--- start of LISTED RECORDS ---

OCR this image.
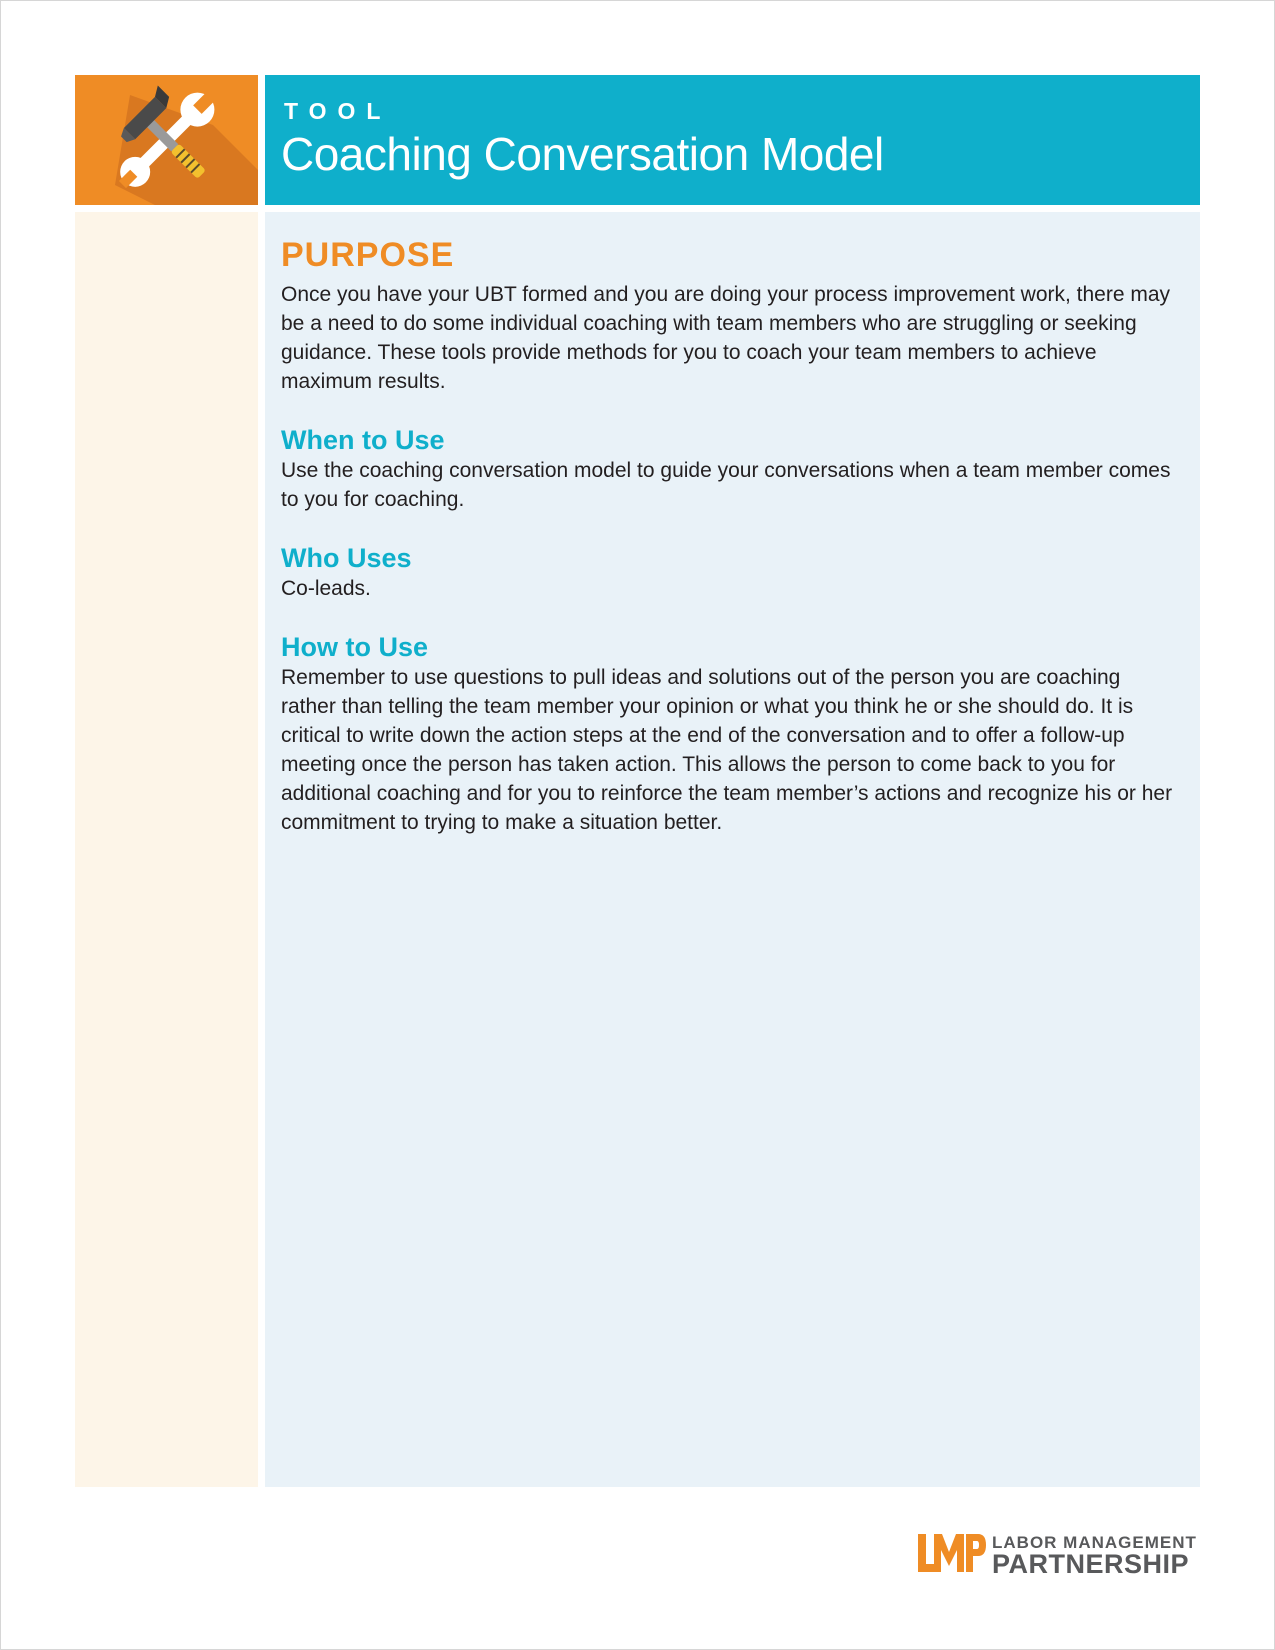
TOOL
Coaching Conversation Model
PURPOSE

Once you have your UBT formed and you are doing your process improvement work, there may be a need to do some individual coaching with team members who are struggling or seeking guidance. These tools provide methods for you to coach your team members to achieve maximum results.

When to Use

Use the coaching conversation model to guide your conversations when a team member comes to you for coaching.

Who Uses

Co-leads.

How to Use

Remember to use questions to pull ideas and solutions out of the person you are coaching rather than telling the team member your opinion or what you think he or she should do. It is critical to write down the action steps at the end of the conversation and to offer a follow-up meeting once the person has taken action. This allows the person to come back to you for additional coaching and for you to reinforce the team member’s actions and recognize his or her commitment to trying to make a situation better.

LABOR MANAGEMENT
PARTNERSHIP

--- end of LISTED RECORDS ---

YOUR INSTRUCTIONS
All preceding records should be duplicated verbatim, images excepted.

TASK RESULT
OCR this image.
TOOL
Coaching Conversation Model
PURPOSE

Once you have your UBT formed and you are doing your process improvement work, there may be a need to do some individual coaching with team members who are struggling or seeking guidance. These tools provide methods for you to coach your team members to achieve maximum results.

When to Use

Use the coaching conversation model to guide your conversations when a team member comes to you for coaching.

Who Uses

Co-leads.

How to Use

Remember to use questions to pull ideas and solutions out of the person you are coaching rather than telling the team member your opinion or what you think he or she should do. It is critical to write down the action steps at the end of the conversation and to offer a follow-up meeting once the person has taken action. This allows the person to come back to you for additional coaching and for you to reinforce the team member’s actions and recognize his or her commitment to trying to make a situation better.

LABOR MANAGEMENT
PARTNERSHIP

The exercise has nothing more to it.